Dataset entries
====================
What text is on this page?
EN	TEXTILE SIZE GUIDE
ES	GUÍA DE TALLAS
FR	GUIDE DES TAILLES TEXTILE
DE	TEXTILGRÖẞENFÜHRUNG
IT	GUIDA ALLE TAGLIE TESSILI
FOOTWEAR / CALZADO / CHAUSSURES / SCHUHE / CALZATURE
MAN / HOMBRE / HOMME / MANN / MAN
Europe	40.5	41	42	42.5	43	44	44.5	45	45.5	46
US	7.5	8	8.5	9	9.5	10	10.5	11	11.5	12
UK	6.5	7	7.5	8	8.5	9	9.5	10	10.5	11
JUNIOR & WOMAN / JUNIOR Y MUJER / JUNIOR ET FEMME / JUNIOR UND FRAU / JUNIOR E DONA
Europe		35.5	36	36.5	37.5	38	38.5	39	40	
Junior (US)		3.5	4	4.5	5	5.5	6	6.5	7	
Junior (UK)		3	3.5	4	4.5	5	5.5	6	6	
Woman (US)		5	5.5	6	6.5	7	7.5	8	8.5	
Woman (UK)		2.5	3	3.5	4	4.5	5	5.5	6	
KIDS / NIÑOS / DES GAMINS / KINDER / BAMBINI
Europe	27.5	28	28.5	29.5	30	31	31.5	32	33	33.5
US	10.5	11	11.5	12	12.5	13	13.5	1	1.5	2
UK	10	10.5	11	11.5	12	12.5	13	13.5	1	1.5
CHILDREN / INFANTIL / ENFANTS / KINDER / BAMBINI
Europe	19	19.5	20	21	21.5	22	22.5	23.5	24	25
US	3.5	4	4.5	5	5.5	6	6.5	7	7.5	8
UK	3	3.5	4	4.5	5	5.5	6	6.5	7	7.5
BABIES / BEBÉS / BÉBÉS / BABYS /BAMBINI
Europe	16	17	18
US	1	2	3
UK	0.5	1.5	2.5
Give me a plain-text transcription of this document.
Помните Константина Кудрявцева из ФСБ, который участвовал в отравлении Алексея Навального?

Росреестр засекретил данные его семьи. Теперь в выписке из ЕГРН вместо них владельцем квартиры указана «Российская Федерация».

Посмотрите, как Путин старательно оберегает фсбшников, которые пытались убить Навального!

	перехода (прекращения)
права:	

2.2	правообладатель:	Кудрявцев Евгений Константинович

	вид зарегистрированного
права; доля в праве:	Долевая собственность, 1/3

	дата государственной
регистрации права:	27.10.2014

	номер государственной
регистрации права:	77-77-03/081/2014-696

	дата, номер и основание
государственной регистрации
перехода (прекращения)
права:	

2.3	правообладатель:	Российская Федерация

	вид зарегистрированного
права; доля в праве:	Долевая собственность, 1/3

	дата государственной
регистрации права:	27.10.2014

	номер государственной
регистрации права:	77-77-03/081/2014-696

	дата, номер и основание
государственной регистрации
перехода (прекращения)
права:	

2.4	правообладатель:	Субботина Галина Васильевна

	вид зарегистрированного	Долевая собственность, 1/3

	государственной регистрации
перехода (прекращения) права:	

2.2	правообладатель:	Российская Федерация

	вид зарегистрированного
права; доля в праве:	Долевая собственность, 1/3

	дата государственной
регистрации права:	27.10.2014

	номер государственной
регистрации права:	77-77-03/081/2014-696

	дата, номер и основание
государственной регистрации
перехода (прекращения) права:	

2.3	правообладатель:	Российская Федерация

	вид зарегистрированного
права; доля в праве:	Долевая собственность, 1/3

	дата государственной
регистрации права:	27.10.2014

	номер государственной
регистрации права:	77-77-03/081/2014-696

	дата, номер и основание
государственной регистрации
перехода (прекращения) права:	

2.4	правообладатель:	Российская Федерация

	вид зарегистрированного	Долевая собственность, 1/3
====================
Task objective:
Lines containing the word "this" must all be returned from the material above.

Solved problem:
What text is on this page?
Give me a plain-text transcription of this document.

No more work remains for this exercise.